──────── Extracted material

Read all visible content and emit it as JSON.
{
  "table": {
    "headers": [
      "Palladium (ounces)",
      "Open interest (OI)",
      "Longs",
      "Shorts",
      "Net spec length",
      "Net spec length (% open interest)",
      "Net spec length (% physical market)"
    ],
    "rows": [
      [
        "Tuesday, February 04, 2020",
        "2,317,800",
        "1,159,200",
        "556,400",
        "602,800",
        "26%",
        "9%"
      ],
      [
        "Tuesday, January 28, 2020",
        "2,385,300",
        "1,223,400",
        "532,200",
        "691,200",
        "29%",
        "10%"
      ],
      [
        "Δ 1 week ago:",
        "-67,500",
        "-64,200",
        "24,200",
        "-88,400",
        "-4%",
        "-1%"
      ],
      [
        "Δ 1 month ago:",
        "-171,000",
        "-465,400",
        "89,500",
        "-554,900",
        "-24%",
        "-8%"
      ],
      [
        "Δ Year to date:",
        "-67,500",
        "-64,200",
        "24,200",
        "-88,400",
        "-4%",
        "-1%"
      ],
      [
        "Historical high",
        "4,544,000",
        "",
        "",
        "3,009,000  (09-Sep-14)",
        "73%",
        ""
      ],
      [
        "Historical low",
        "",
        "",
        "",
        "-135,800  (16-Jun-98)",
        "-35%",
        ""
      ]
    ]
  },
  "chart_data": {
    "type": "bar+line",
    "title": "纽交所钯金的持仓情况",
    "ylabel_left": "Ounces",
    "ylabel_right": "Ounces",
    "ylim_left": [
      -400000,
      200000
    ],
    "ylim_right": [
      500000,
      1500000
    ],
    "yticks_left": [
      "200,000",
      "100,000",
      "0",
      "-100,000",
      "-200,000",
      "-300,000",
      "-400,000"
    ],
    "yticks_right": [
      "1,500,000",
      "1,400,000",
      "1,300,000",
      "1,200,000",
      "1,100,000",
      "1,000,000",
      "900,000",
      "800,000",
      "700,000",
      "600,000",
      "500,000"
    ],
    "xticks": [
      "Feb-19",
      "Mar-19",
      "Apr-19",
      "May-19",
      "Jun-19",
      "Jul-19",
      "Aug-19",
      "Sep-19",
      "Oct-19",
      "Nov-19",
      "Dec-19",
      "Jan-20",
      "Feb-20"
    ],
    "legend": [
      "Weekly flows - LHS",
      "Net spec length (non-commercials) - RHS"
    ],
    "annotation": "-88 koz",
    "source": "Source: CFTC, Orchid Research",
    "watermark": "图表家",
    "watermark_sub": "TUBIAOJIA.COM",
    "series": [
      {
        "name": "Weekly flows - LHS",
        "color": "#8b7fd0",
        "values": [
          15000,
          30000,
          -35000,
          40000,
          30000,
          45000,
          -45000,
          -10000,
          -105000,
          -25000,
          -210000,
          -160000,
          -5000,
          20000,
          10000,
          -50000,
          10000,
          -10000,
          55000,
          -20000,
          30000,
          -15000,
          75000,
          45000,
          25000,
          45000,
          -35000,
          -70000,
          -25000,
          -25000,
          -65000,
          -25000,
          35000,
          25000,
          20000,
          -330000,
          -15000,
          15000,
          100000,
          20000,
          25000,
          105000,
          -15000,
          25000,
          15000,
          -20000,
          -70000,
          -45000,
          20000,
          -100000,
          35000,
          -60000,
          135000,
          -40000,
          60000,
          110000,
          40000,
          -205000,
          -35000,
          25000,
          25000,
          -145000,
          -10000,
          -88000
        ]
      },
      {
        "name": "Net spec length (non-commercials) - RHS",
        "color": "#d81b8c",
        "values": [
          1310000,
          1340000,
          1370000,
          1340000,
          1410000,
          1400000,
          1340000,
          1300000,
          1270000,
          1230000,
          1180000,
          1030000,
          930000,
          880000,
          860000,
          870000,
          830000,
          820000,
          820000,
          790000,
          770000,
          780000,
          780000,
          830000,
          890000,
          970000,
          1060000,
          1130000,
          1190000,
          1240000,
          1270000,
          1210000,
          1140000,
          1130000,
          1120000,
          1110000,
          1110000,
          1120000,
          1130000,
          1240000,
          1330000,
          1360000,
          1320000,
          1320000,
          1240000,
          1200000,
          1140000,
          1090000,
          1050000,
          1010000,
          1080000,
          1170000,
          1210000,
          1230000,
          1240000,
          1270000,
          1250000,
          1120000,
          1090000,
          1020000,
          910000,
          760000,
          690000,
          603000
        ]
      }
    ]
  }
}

────────────────
──────── Extracted material

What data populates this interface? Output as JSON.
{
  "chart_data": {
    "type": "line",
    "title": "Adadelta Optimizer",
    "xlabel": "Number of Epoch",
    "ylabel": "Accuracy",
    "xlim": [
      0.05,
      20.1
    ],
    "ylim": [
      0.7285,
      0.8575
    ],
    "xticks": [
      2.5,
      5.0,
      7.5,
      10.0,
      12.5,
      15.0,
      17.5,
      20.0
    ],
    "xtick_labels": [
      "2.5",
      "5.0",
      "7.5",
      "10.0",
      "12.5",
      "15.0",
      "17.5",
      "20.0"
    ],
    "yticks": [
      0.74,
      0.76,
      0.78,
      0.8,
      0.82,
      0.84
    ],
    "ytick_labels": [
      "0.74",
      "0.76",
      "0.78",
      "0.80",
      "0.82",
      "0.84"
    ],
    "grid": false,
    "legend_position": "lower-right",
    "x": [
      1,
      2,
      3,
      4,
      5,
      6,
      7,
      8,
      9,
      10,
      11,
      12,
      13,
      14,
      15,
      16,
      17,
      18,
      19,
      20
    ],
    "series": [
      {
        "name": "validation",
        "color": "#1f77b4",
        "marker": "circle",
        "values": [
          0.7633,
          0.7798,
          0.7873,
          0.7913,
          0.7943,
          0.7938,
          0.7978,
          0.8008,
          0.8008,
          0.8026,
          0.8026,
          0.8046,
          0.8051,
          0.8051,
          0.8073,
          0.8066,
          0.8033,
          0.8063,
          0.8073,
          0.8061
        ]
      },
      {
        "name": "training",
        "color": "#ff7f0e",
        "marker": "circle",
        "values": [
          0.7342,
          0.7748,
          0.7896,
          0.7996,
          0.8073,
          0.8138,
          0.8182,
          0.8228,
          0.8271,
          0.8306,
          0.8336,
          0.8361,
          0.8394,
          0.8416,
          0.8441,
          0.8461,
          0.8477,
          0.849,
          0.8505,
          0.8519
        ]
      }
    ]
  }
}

────────────────

# Prompt
Pick every line with "length" in it and copy it.

# Full solution
      "Net spec length",
      "Net spec length (% open interest)",
      "Net spec length (% physical market)"
      "Net spec length (non-commercials) - RHS"
        "name": "Net spec length (non-commercials) - RHS",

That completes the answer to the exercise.